Work to do:
Return all lines in the material below that contain "displejom".

Data supplied:
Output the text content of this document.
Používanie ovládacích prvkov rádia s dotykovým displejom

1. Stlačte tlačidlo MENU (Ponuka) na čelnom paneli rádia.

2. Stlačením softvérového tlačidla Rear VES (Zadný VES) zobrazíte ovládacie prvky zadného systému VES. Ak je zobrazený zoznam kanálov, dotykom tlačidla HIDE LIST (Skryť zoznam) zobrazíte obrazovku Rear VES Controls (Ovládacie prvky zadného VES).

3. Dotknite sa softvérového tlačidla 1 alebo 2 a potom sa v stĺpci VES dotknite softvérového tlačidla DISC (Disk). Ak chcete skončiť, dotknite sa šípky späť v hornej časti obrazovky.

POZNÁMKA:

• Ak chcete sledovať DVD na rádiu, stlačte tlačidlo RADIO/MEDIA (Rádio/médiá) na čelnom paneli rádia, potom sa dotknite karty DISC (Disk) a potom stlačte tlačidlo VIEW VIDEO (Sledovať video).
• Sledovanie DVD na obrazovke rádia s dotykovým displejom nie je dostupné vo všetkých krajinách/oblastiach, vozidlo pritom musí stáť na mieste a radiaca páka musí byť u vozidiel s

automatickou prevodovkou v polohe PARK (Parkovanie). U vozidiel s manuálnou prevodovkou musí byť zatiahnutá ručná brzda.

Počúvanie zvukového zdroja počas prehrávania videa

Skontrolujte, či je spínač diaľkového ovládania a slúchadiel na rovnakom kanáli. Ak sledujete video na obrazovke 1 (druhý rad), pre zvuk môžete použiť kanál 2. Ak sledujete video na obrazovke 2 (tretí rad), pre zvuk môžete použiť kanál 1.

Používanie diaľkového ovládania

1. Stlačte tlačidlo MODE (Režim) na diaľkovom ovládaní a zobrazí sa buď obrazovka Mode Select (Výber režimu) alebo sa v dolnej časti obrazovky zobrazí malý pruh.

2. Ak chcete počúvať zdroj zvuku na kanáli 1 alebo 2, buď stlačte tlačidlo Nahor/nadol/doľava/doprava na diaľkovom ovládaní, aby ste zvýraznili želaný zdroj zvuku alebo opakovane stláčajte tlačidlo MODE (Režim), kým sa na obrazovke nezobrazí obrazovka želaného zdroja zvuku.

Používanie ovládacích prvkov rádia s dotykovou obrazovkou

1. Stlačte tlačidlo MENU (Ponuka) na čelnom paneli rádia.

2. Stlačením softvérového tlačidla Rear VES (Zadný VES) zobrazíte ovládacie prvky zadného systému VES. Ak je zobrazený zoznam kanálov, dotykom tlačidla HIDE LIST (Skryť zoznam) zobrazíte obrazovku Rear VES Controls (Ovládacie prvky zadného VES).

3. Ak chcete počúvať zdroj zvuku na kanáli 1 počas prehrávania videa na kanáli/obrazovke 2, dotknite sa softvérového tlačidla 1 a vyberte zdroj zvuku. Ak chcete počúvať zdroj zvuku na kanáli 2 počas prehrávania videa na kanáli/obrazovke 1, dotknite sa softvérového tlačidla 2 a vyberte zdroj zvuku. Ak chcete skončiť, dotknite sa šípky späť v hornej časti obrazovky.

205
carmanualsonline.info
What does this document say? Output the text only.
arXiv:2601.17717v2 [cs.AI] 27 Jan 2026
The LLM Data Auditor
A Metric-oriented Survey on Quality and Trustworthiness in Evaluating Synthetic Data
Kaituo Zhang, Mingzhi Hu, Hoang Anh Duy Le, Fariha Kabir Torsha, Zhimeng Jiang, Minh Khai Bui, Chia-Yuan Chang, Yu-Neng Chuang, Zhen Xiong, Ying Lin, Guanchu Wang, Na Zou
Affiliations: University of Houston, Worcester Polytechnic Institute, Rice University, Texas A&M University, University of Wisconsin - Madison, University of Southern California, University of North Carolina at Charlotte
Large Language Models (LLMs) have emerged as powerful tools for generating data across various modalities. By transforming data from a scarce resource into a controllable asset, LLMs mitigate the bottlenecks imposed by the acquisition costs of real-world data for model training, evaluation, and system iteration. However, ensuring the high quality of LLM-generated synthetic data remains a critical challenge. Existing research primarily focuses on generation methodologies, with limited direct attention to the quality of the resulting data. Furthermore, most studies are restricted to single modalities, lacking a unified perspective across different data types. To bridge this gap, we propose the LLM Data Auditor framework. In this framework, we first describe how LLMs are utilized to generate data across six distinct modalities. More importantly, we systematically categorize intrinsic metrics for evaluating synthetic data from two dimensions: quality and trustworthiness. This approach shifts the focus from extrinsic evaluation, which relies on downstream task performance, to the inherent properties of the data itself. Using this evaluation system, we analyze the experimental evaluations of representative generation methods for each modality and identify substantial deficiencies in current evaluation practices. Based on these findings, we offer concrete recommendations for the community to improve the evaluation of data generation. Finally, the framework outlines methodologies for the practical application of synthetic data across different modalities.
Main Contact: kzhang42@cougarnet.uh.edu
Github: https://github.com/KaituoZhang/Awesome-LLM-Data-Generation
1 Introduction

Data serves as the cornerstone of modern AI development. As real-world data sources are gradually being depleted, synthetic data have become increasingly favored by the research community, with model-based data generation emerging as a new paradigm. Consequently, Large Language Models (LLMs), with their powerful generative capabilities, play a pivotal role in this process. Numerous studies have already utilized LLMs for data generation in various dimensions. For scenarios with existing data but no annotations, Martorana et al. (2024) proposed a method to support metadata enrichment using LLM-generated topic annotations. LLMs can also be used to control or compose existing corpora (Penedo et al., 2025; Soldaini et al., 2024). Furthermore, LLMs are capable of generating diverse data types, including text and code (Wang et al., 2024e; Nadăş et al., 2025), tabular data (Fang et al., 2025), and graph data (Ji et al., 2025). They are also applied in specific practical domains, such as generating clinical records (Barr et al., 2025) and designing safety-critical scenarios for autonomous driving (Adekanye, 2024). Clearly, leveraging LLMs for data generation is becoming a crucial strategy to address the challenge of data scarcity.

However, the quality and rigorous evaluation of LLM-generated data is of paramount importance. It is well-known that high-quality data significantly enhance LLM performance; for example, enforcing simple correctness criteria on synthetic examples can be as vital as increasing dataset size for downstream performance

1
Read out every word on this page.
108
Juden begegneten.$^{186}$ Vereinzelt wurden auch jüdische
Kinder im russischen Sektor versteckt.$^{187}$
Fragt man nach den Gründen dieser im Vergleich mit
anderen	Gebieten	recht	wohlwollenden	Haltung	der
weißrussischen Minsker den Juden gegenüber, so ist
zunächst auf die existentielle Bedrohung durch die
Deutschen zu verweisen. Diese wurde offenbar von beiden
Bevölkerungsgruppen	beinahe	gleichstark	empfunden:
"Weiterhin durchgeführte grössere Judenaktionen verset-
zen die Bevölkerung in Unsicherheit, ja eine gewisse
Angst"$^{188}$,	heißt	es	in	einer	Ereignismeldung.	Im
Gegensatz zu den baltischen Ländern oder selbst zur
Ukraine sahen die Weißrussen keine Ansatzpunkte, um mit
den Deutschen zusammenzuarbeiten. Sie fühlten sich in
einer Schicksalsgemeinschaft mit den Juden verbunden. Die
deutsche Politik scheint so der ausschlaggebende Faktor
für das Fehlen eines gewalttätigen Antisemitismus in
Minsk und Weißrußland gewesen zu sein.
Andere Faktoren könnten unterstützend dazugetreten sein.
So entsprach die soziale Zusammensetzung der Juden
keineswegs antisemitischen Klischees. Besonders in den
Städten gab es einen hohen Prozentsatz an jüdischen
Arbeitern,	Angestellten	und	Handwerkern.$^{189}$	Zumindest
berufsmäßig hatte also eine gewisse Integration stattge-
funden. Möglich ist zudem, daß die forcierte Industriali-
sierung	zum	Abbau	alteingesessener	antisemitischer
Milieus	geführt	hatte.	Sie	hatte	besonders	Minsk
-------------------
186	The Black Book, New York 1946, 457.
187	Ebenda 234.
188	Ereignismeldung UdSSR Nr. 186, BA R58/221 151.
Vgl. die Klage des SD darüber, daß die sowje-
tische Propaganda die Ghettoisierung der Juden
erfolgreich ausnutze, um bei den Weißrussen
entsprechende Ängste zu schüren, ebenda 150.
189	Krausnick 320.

Correct output:
Používanie ovládacích prvkov rádia s dotykovým displejom
• Sledovanie DVD na obrazovke rádia s dotykovým displejom nie je dostupné vo všetkých krajinách/oblastiach, vozidlo pritom musí stáť na mieste a radiaca páka musí byť u vozidiel s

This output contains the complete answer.